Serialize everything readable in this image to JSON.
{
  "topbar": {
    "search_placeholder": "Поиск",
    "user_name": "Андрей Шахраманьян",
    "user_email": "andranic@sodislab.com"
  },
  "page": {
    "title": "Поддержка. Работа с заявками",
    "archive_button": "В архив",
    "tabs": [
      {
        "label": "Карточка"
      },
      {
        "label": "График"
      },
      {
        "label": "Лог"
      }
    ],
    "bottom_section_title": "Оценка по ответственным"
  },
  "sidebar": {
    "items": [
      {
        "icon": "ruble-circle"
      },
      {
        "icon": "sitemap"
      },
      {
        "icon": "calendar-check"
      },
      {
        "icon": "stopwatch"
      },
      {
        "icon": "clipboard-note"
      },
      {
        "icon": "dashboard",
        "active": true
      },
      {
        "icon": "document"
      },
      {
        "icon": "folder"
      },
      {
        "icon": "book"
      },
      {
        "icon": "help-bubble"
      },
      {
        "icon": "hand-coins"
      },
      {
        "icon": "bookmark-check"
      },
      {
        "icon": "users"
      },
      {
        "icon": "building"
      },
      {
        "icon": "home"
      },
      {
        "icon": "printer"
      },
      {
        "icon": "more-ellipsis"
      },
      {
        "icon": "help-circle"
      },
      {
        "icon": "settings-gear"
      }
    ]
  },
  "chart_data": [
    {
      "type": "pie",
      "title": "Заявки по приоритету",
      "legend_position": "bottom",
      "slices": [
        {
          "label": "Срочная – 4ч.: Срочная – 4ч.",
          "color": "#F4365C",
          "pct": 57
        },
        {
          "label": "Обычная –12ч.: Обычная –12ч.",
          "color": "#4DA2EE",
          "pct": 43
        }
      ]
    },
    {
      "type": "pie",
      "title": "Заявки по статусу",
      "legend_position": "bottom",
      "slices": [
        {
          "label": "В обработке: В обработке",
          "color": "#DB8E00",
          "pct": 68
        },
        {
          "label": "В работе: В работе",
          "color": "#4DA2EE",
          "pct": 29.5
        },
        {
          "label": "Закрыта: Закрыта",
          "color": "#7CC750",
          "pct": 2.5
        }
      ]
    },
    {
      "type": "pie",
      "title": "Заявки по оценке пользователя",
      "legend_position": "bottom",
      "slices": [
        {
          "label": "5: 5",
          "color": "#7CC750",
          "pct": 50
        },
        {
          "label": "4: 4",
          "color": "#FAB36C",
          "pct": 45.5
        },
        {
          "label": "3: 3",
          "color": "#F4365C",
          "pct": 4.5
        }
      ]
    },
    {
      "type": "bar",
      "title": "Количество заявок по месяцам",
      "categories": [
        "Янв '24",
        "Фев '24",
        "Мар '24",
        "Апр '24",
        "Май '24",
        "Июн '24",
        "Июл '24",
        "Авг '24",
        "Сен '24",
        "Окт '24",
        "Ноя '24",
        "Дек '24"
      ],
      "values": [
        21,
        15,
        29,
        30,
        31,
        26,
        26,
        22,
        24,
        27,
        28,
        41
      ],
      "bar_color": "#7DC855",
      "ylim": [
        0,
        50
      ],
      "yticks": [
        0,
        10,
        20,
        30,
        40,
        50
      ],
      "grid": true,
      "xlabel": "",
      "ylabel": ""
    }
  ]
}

- Set exercise:
Take the material above and return all of it exactly.

- Answer to this problem:
Serialize everything readable in this image to JSON.
{
  "topbar": {
    "search_placeholder": "Поиск",
    "user_name": "Андрей Шахраманьян",
    "user_email": "andranic@sodislab.com"
  },
  "page": {
    "title": "Поддержка. Работа с заявками",
    "archive_button": "В архив",
    "tabs": [
      {
        "label": "Карточка"
      },
      {
        "label": "График"
      },
      {
        "label": "Лог"
      }
    ],
    "bottom_section_title": "Оценка по ответственным"
  },
  "sidebar": {
    "items": [
      {
        "icon": "ruble-circle"
      },
      {
        "icon": "sitemap"
      },
      {
        "icon": "calendar-check"
      },
      {
        "icon": "stopwatch"
      },
      {
        "icon": "clipboard-note"
      },
      {
        "icon": "dashboard",
        "active": true
      },
      {
        "icon": "document"
      },
      {
        "icon": "folder"
      },
      {
        "icon": "book"
      },
      {
        "icon": "help-bubble"
      },
      {
        "icon": "hand-coins"
      },
      {
        "icon": "bookmark-check"
      },
      {
        "icon": "users"
      },
      {
        "icon": "building"
      },
      {
        "icon": "home"
      },
      {
        "icon": "printer"
      },
      {
        "icon": "more-ellipsis"
      },
      {
        "icon": "help-circle"
      },
      {
        "icon": "settings-gear"
      }
    ]
  },
  "chart_data": [
    {
      "type": "pie",
      "title": "Заявки по приоритету",
      "legend_position": "bottom",
      "slices": [
        {
          "label": "Срочная – 4ч.: Срочная – 4ч.",
          "color": "#F4365C",
          "pct": 57
        },
        {
          "label": "Обычная –12ч.: Обычная –12ч.",
          "color": "#4DA2EE",
          "pct": 43
        }
      ]
    },
    {
      "type": "pie",
      "title": "Заявки по статусу",
      "legend_position": "bottom",
      "slices": [
        {
          "label": "В обработке: В обработке",
          "color": "#DB8E00",
          "pct": 68
        },
        {
          "label": "В работе: В работе",
          "color": "#4DA2EE",
          "pct": 29.5
        },
        {
          "label": "Закрыта: Закрыта",
          "color": "#7CC750",
          "pct": 2.5
        }
      ]
    },
    {
      "type": "pie",
      "title": "Заявки по оценке пользователя",
      "legend_position": "bottom",
      "slices": [
        {
          "label": "5: 5",
          "color": "#7CC750",
          "pct": 50
        },
        {
          "label": "4: 4",
          "color": "#FAB36C",
          "pct": 45.5
        },
        {
          "label": "3: 3",
          "color": "#F4365C",
          "pct": 4.5
        }
      ]
    },
    {
      "type": "bar",
      "title": "Количество заявок по месяцам",
      "categories": [
        "Янв '24",
        "Фев '24",
        "Мар '24",
        "Апр '24",
        "Май '24",
        "Июн '24",
        "Июл '24",
        "Авг '24",
        "Сен '24",
        "Окт '24",
        "Ноя '24",
        "Дек '24"
      ],
      "values": [
        21,
        15,
        29,
        30,
        31,
        26,
        26,
        22,
        24,
        27,
        28,
        41
      ],
      "bar_color": "#7DC855",
      "ylim": [
        0,
        50
      ],
      "yticks": [
        0,
        10,
        20,
        30,
        40,
        50
      ],
      "grid": true,
      "xlabel": "",
      "ylabel": ""
    }
  ]
}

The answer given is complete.